• Problem:
Restate the data below word for word. Skip any images it contains.

* * * *

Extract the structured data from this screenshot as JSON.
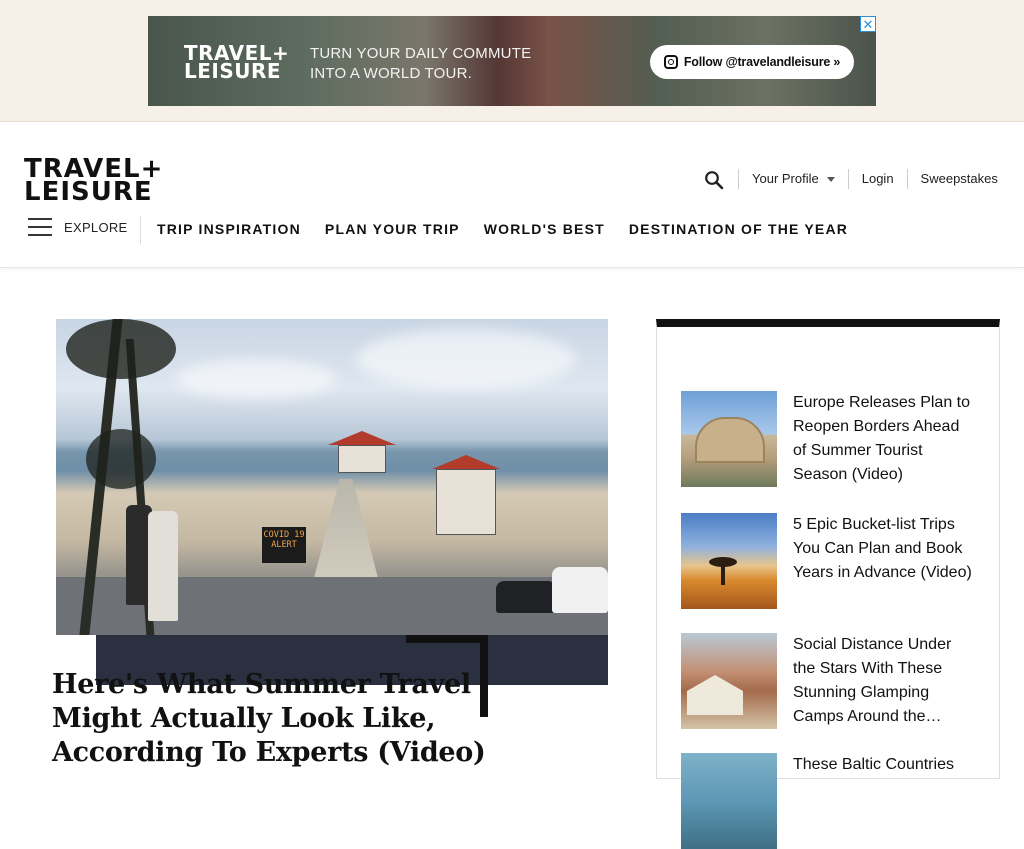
{
  "ad": {
    "logo_line1": "TRAVEL+",
    "logo_line2": "LEISURE",
    "tagline_line1": "TURN YOUR DAILY COMMUTE",
    "tagline_line2": "INTO A WORLD TOUR.",
    "follow_label": "Follow @travelandleisure »",
    "close_label": "✕"
  },
  "header": {
    "logo_line1": "TRAVEL+",
    "logo_line2": "LEISURE",
    "utility": {
      "profile_label": "Your Profile",
      "login_label": "Login",
      "sweepstakes_label": "Sweepstakes"
    },
    "explore_label": "EXPLORE",
    "nav": [
      {
        "label": "TRIP INSPIRATION"
      },
      {
        "label": "PLAN YOUR TRIP"
      },
      {
        "label": "WORLD'S BEST"
      },
      {
        "label": "DESTINATION OF THE YEAR"
      }
    ]
  },
  "feature": {
    "title": "Here's What Summer Travel Might Actually Look Like, According To Experts (Video)",
    "sign_text": "COVID 19 ALERT"
  },
  "sidebar": {
    "items": [
      {
        "title": "Europe Releases Plan to Reopen Borders Ahead of Summer Tourist Season (Video)",
        "thumb": "colosseum"
      },
      {
        "title": "5 Epic Bucket-list Trips You Can Plan and Book Years in Advance (Video)",
        "thumb": "savanna-sunset"
      },
      {
        "title": "Social Distance Under the Stars With These Stunning Glamping Camps Around the…",
        "thumb": "glamping-tent"
      },
      {
        "title": "These Baltic Countries",
        "thumb": "baltic-coast"
      }
    ]
  },
  "colors": {
    "ad_band_bg": "#f6f0e8",
    "text_primary": "#111111",
    "accent_black": "#111111",
    "ad_close_blue": "#2d8fd8"
  }
}
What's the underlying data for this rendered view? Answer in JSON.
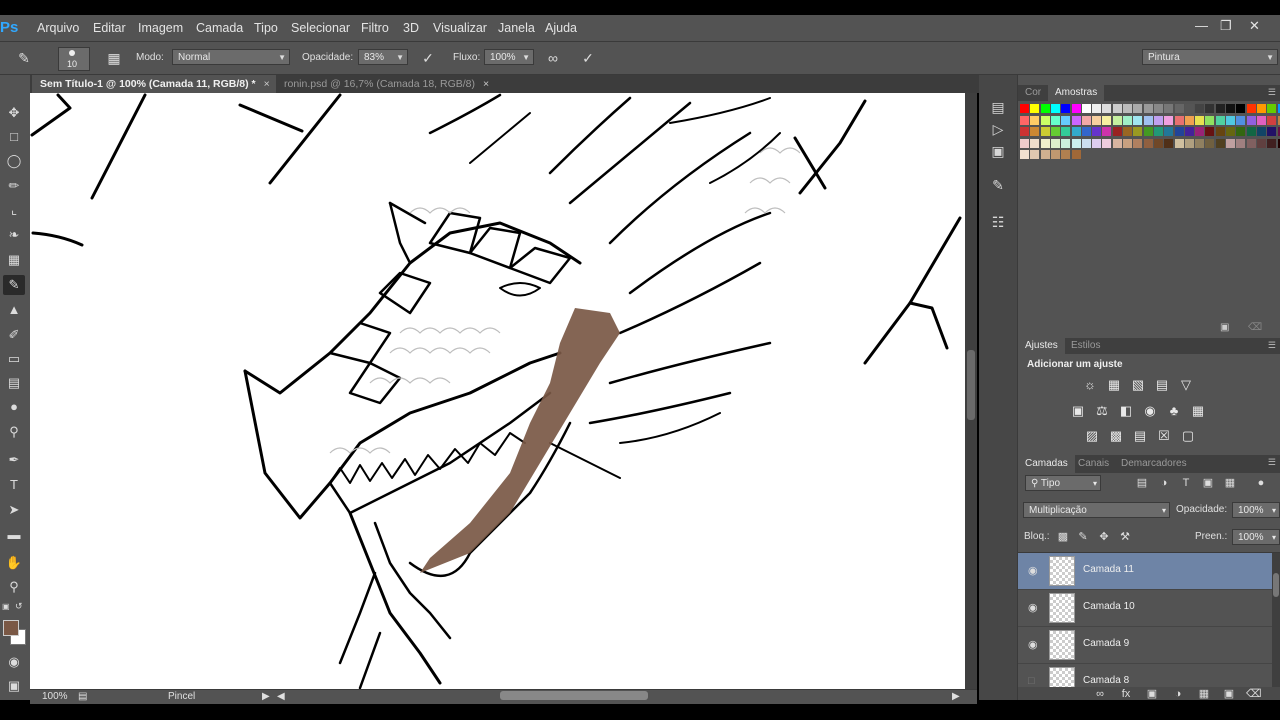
{
  "app": {
    "logo": "Ps"
  },
  "menu": [
    "Arquivo",
    "Editar",
    "Imagem",
    "Camada",
    "Tipo",
    "Selecionar",
    "Filtro",
    "3D",
    "Visualizar",
    "Janela",
    "Ajuda"
  ],
  "options": {
    "brush_size": "10",
    "mode_label": "Modo:",
    "mode_value": "Normal",
    "opacity_label": "Opacidade:",
    "opacity_value": "83%",
    "flow_label": "Fluxo:",
    "flow_value": "100%",
    "workspace": "Pintura"
  },
  "tabs": [
    {
      "label": "Sem Título-1 @ 100% (Camada 11, RGB/8) *"
    },
    {
      "label": "ronin.psd @ 16,7% (Camada 18, RGB/8)"
    }
  ],
  "status": {
    "zoom": "100%",
    "tool": "Pincel"
  },
  "colors": {
    "foreground": "#7a5845",
    "background": "#ffffff",
    "selection": "#6e84a6"
  },
  "swatch_panel": {
    "tab_cor": "Cor",
    "tab_amostras": "Amostras"
  },
  "adjust_panel": {
    "tab_ajustes": "Ajustes",
    "tab_estilos": "Estilos",
    "title": "Adicionar um ajuste"
  },
  "layers_panel": {
    "tab_camadas": "Camadas",
    "tab_canais": "Canais",
    "tab_demarcadores": "Demarcadores",
    "filter": "Tipo",
    "blend_mode": "Multiplicação",
    "opacity_label": "Opacidade:",
    "opacity_value": "100%",
    "lock_label": "Bloq.:",
    "fill_label": "Preen.:",
    "fill_value": "100%",
    "layers": [
      {
        "name": "Camada 11",
        "selected": true
      },
      {
        "name": "Camada 10",
        "selected": false
      },
      {
        "name": "Camada 9",
        "selected": false
      },
      {
        "name": "Camada 8",
        "selected": false
      }
    ]
  }
}
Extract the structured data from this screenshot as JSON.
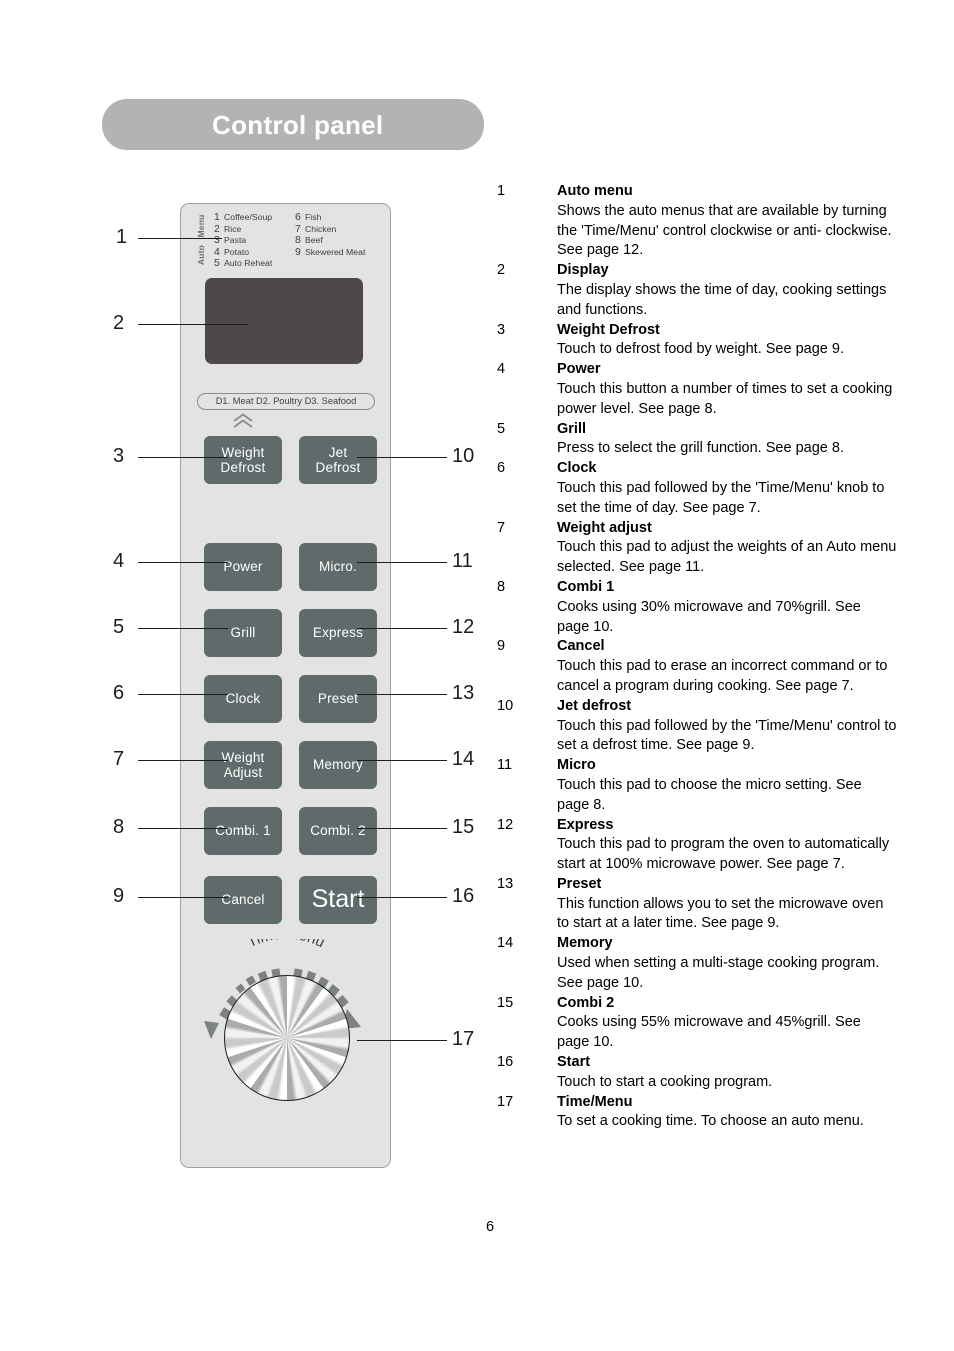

* * * *

• Answer in full:
Extract the structured data from this screenshot as JSON.
{
  "ad": {
    "logo_line1": "TRAVEL+",
    "logo_line2": "LEISURE",
    "tagline_line1": "TURN YOUR DAILY COMMUTE",
    "tagline_line2": "INTO A WORLD TOUR.",
    "follow_label": "Follow @travelandleisure »",
    "close_label": "✕"
  },
  "header": {
    "logo_line1": "TRAVEL+",
    "logo_line2": "LEISURE",
    "utility": {
      "profile_label": "Your Profile",
      "login_label": "Login",
      "sweepstakes_label": "Sweepstakes"
    },
    "explore_label": "EXPLORE",
    "nav": [
      {
        "label": "TRIP INSPIRATION"
      },
      {
        "label": "PLAN YOUR TRIP"
      },
      {
        "label": "WORLD'S BEST"
      },
      {
        "label": "DESTINATION OF THE YEAR"
      }
    ]
  },
  "feature": {
    "title": "Here's What Summer Travel Might Actually Look Like, According To Experts (Video)",
    "sign_text": "COVID 19 ALERT"
  },
  "sidebar": {
    "items": [
      {
        "title": "Europe Releases Plan to Reopen Borders Ahead of Summer Tourist Season (Video)",
        "thumb": "colosseum"
      },
      {
        "title": "5 Epic Bucket-list Trips You Can Plan and Book Years in Advance (Video)",
        "thumb": "savanna-sunset"
      },
      {
        "title": "Social Distance Under the Stars With These Stunning Glamping Camps Around the…",
        "thumb": "glamping-tent"
      },
      {
        "title": "These Baltic Countries",
        "thumb": "baltic-coast"
      }
    ]
  },
  "colors": {
    "ad_band_bg": "#f6f0e8",
    "text_primary": "#111111",
    "accent_black": "#111111",
    "ad_close_blue": "#2d8fd8"
  }
}
What's the underlying data for this rendered view? Answer in JSON.
{
  "app": {
    "logo": "Ps"
  },
  "menu": [
    "Arquivo",
    "Editar",
    "Imagem",
    "Camada",
    "Tipo",
    "Selecionar",
    "Filtro",
    "3D",
    "Visualizar",
    "Janela",
    "Ajuda"
  ],
  "options": {
    "brush_size": "10",
    "mode_label": "Modo:",
    "mode_value": "Normal",
    "opacity_label": "Opacidade:",
    "opacity_value": "83%",
    "flow_label": "Fluxo:",
    "flow_value": "100%",
    "workspace": "Pintura"
  },
  "tabs": [
    {
      "label": "Sem Título-1 @ 100% (Camada 11, RGB/8) *"
    },
    {
      "label": "ronin.psd @ 16,7% (Camada 18, RGB/8)"
    }
  ],
  "status": {
    "zoom": "100%",
    "tool": "Pincel"
  },
  "colors": {
    "foreground": "#7a5845",
    "background": "#ffffff",
    "selection": "#6e84a6"
  },
  "swatch_panel": {
    "tab_cor": "Cor",
    "tab_amostras": "Amostras"
  },
  "adjust_panel": {
    "tab_ajustes": "Ajustes",
    "tab_estilos": "Estilos",
    "title": "Adicionar um ajuste"
  },
  "layers_panel": {
    "tab_camadas": "Camadas",
    "tab_canais": "Canais",
    "tab_demarcadores": "Demarcadores",
    "filter": "Tipo",
    "blend_mode": "Multiplicação",
    "opacity_label": "Opacidade:",
    "opacity_value": "100%",
    "lock_label": "Bloq.:",
    "fill_label": "Preen.:",
    "fill_value": "100%",
    "layers": [
      {
        "name": "Camada 11",
        "selected": true
      },
      {
        "name": "Camada 10",
        "selected": false
      },
      {
        "name": "Camada 9",
        "selected": false
      },
      {
        "name": "Camada 8",
        "selected": false
      }
    ]
  }
}
Extract the structured data from this screenshot as JSON.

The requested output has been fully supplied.